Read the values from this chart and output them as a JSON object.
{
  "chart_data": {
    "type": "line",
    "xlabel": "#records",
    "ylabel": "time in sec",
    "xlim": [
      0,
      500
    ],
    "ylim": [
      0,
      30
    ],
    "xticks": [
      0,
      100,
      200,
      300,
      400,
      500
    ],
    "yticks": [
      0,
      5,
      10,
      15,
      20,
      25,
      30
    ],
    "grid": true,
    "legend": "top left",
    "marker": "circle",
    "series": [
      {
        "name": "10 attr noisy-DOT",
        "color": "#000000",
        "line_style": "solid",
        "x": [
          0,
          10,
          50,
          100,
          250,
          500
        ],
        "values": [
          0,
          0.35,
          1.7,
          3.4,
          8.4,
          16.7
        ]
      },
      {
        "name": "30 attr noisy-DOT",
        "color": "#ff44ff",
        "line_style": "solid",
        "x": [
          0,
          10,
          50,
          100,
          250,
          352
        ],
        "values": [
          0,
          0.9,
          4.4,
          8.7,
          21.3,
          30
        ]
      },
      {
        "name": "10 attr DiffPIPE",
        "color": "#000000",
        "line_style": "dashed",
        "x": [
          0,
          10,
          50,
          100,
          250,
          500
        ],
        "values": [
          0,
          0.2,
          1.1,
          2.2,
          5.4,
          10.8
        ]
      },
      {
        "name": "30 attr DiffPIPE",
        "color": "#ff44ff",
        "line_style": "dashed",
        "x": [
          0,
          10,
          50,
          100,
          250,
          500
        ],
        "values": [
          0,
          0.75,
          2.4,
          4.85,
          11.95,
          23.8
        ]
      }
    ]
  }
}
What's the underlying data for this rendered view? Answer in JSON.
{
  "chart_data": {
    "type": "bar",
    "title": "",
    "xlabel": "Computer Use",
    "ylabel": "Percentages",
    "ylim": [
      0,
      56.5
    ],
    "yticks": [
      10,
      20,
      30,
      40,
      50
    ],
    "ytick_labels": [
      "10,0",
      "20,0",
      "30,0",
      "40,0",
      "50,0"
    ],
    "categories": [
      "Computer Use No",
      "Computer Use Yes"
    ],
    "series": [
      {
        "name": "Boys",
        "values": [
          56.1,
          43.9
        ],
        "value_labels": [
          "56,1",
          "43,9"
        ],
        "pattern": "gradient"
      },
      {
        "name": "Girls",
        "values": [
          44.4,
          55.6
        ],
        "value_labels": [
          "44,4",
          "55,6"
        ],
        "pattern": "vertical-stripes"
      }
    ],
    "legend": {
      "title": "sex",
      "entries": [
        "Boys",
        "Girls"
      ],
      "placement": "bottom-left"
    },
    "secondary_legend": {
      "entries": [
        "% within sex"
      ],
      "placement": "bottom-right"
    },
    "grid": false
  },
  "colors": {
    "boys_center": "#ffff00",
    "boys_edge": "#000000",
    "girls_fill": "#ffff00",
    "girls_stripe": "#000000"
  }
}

_ _ _ _ _

Gather all lines with the string "xlabel" from the data.

    "xlabel": "#records",
    "xlabel": "Computer Use",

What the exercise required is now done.